[Written instruction]: Copy the data that follows, character for character, minus the pictures.

----------

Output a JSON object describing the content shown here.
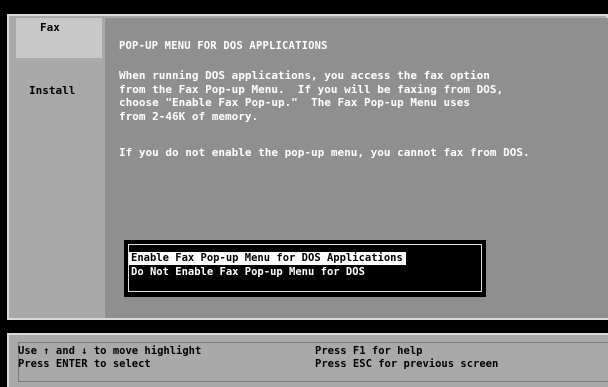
{
  "nav": {
    "items": [
      {
        "label": "Fax",
        "selected": true
      },
      {
        "label": "Install",
        "selected": false
      }
    ]
  },
  "panel": {
    "title": "POP-UP MENU FOR DOS APPLICATIONS",
    "paragraph1": "When running DOS applications, you access the fax option\nfrom the Fax Pop-up Menu.  If you will be faxing from DOS,\nchoose \"Enable Fax Pop-up.\"  The Fax Pop-up Menu uses\nfrom 2-46K of memory.",
    "paragraph2": "If you do not enable the pop-up menu, you cannot fax from DOS."
  },
  "options": [
    {
      "label": "Enable Fax Pop-up Menu for DOS Applications",
      "highlighted": true
    },
    {
      "label": "Do Not Enable Fax Pop-up Menu for DOS",
      "highlighted": false
    }
  ],
  "footer": {
    "nav_hint": "Use ↑ and ↓ to move highlight",
    "enter_hint": "Press ENTER to select",
    "help_hint": "Press F1 for help",
    "back_hint": "Press ESC for previous screen"
  },
  "colors": {
    "background": "#000000",
    "frame": "#a9a9a9",
    "panel": "#8f8f8f",
    "highlight": "#ffffff",
    "text_light": "#ffffff",
    "text_dark": "#000000"
  }
}
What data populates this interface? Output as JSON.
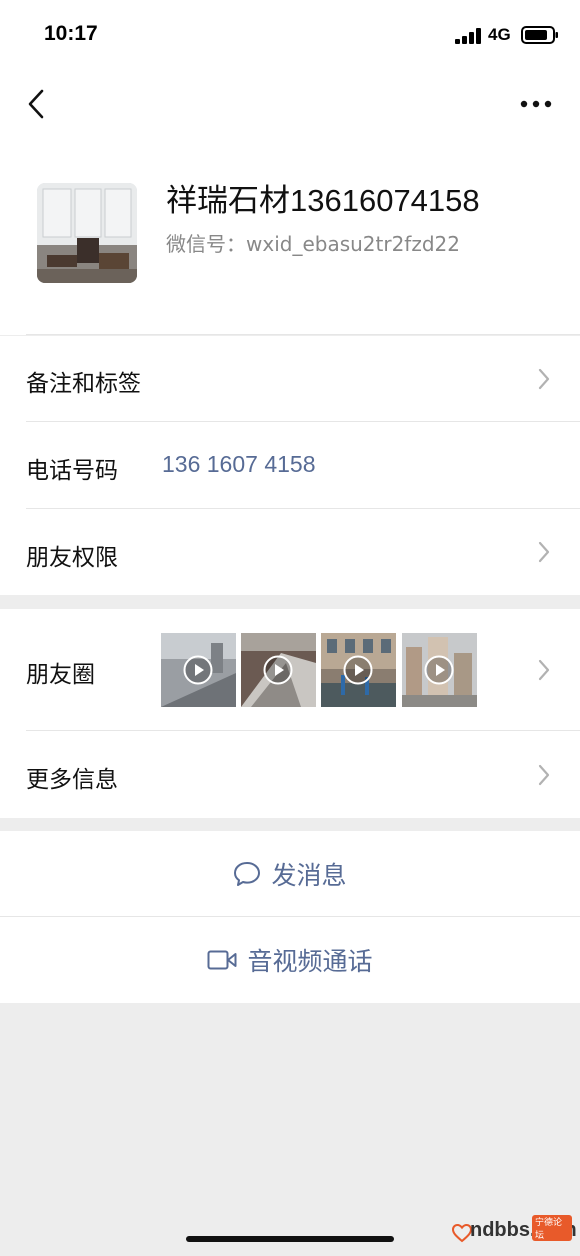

----------

[The completed task]:
Output a JSON object describing the content shown here.
{
  "nav": {
    "items": [
      {
        "label": "Fax",
        "selected": true
      },
      {
        "label": "Install",
        "selected": false
      }
    ]
  },
  "panel": {
    "title": "POP-UP MENU FOR DOS APPLICATIONS",
    "paragraph1": "When running DOS applications, you access the fax option\nfrom the Fax Pop-up Menu.  If you will be faxing from DOS,\nchoose \"Enable Fax Pop-up.\"  The Fax Pop-up Menu uses\nfrom 2-46K of memory.",
    "paragraph2": "If you do not enable the pop-up menu, you cannot fax from DOS."
  },
  "options": [
    {
      "label": "Enable Fax Pop-up Menu for DOS Applications",
      "highlighted": true
    },
    {
      "label": "Do Not Enable Fax Pop-up Menu for DOS",
      "highlighted": false
    }
  ],
  "footer": {
    "nav_hint": "Use ↑ and ↓ to move highlight",
    "enter_hint": "Press ENTER to select",
    "help_hint": "Press F1 for help",
    "back_hint": "Press ESC for previous screen"
  },
  "colors": {
    "background": "#000000",
    "frame": "#a9a9a9",
    "panel": "#8f8f8f",
    "highlight": "#ffffff",
    "text_light": "#ffffff",
    "text_dark": "#000000"
  }
}
What data populates this interface? Output as JSON.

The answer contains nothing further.